• **Stored data**
════

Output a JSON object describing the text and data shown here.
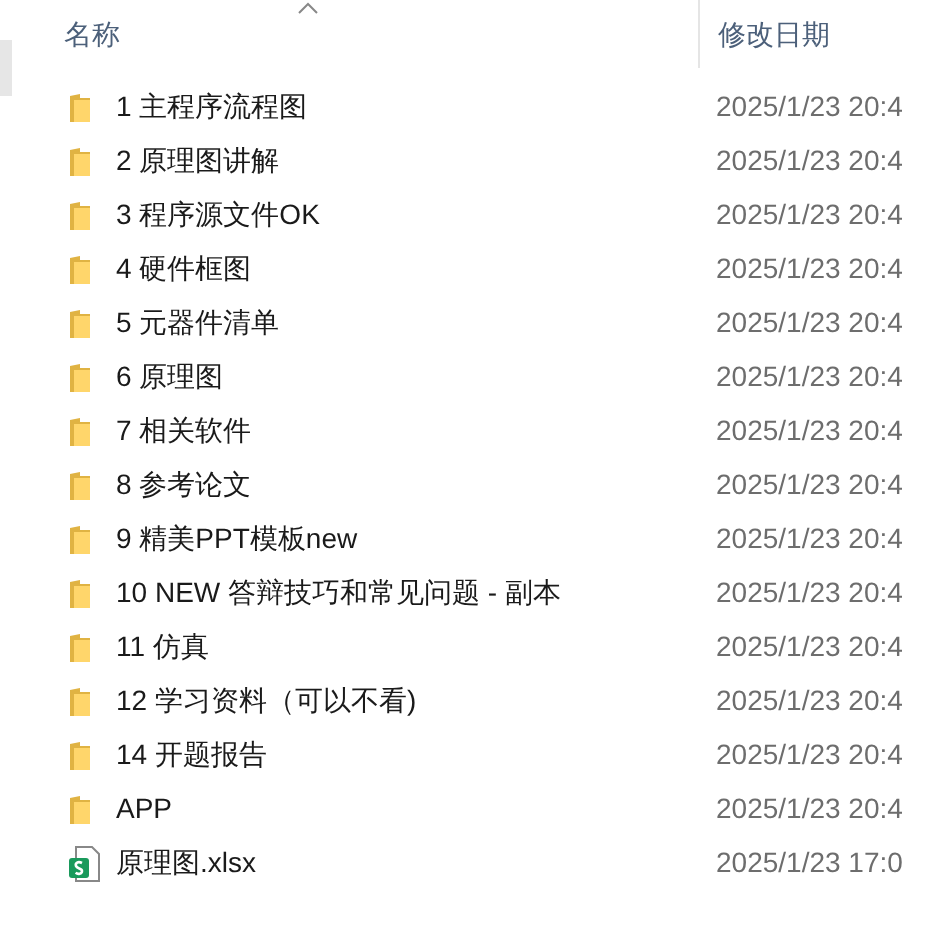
{
  "columns": [
    {
      "label": "名称",
      "sorted": true
    },
    {
      "label": "修改日期",
      "sorted": false
    }
  ],
  "files": [
    {
      "kind": "folder",
      "name": "1 主程序流程图",
      "modified": "2025/1/23 20:4"
    },
    {
      "kind": "folder",
      "name": "2 原理图讲解",
      "modified": "2025/1/23 20:4"
    },
    {
      "kind": "folder",
      "name": "3 程序源文件OK",
      "modified": "2025/1/23 20:4"
    },
    {
      "kind": "folder",
      "name": "4 硬件框图",
      "modified": "2025/1/23 20:4"
    },
    {
      "kind": "folder",
      "name": "5 元器件清单",
      "modified": "2025/1/23 20:4"
    },
    {
      "kind": "folder",
      "name": "6 原理图",
      "modified": "2025/1/23 20:4"
    },
    {
      "kind": "folder",
      "name": "7 相关软件",
      "modified": "2025/1/23 20:4"
    },
    {
      "kind": "folder",
      "name": "8 参考论文",
      "modified": "2025/1/23 20:4"
    },
    {
      "kind": "folder",
      "name": "9 精美PPT模板new",
      "modified": "2025/1/23 20:4"
    },
    {
      "kind": "folder",
      "name": "10 NEW 答辩技巧和常见问题 - 副本",
      "modified": "2025/1/23 20:4"
    },
    {
      "kind": "folder",
      "name": "11 仿真",
      "modified": "2025/1/23 20:4"
    },
    {
      "kind": "folder",
      "name": "12 学习资料（可以不看)",
      "modified": "2025/1/23 20:4"
    },
    {
      "kind": "folder",
      "name": "14 开题报告",
      "modified": "2025/1/23 20:4"
    },
    {
      "kind": "folder",
      "name": "APP",
      "modified": "2025/1/23 20:4"
    },
    {
      "kind": "spreadsheet",
      "name": "原理图.xlsx",
      "modified": "2025/1/23 17:0"
    }
  ]
}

════

Print each record exactly as it stands, leaving the images out.

Output a JSON object describing the text and data shown here.
{
  "columns": [
    {
      "label": "名称",
      "sorted": true
    },
    {
      "label": "修改日期",
      "sorted": false
    }
  ],
  "files": [
    {
      "kind": "folder",
      "name": "1 主程序流程图",
      "modified": "2025/1/23 20:4"
    },
    {
      "kind": "folder",
      "name": "2 原理图讲解",
      "modified": "2025/1/23 20:4"
    },
    {
      "kind": "folder",
      "name": "3 程序源文件OK",
      "modified": "2025/1/23 20:4"
    },
    {
      "kind": "folder",
      "name": "4 硬件框图",
      "modified": "2025/1/23 20:4"
    },
    {
      "kind": "folder",
      "name": "5 元器件清单",
      "modified": "2025/1/23 20:4"
    },
    {
      "kind": "folder",
      "name": "6 原理图",
      "modified": "2025/1/23 20:4"
    },
    {
      "kind": "folder",
      "name": "7 相关软件",
      "modified": "2025/1/23 20:4"
    },
    {
      "kind": "folder",
      "name": "8 参考论文",
      "modified": "2025/1/23 20:4"
    },
    {
      "kind": "folder",
      "name": "9 精美PPT模板new",
      "modified": "2025/1/23 20:4"
    },
    {
      "kind": "folder",
      "name": "10 NEW 答辩技巧和常见问题 - 副本",
      "modified": "2025/1/23 20:4"
    },
    {
      "kind": "folder",
      "name": "11 仿真",
      "modified": "2025/1/23 20:4"
    },
    {
      "kind": "folder",
      "name": "12 学习资料（可以不看)",
      "modified": "2025/1/23 20:4"
    },
    {
      "kind": "folder",
      "name": "14 开题报告",
      "modified": "2025/1/23 20:4"
    },
    {
      "kind": "folder",
      "name": "APP",
      "modified": "2025/1/23 20:4"
    },
    {
      "kind": "spreadsheet",
      "name": "原理图.xlsx",
      "modified": "2025/1/23 17:0"
    }
  ]
}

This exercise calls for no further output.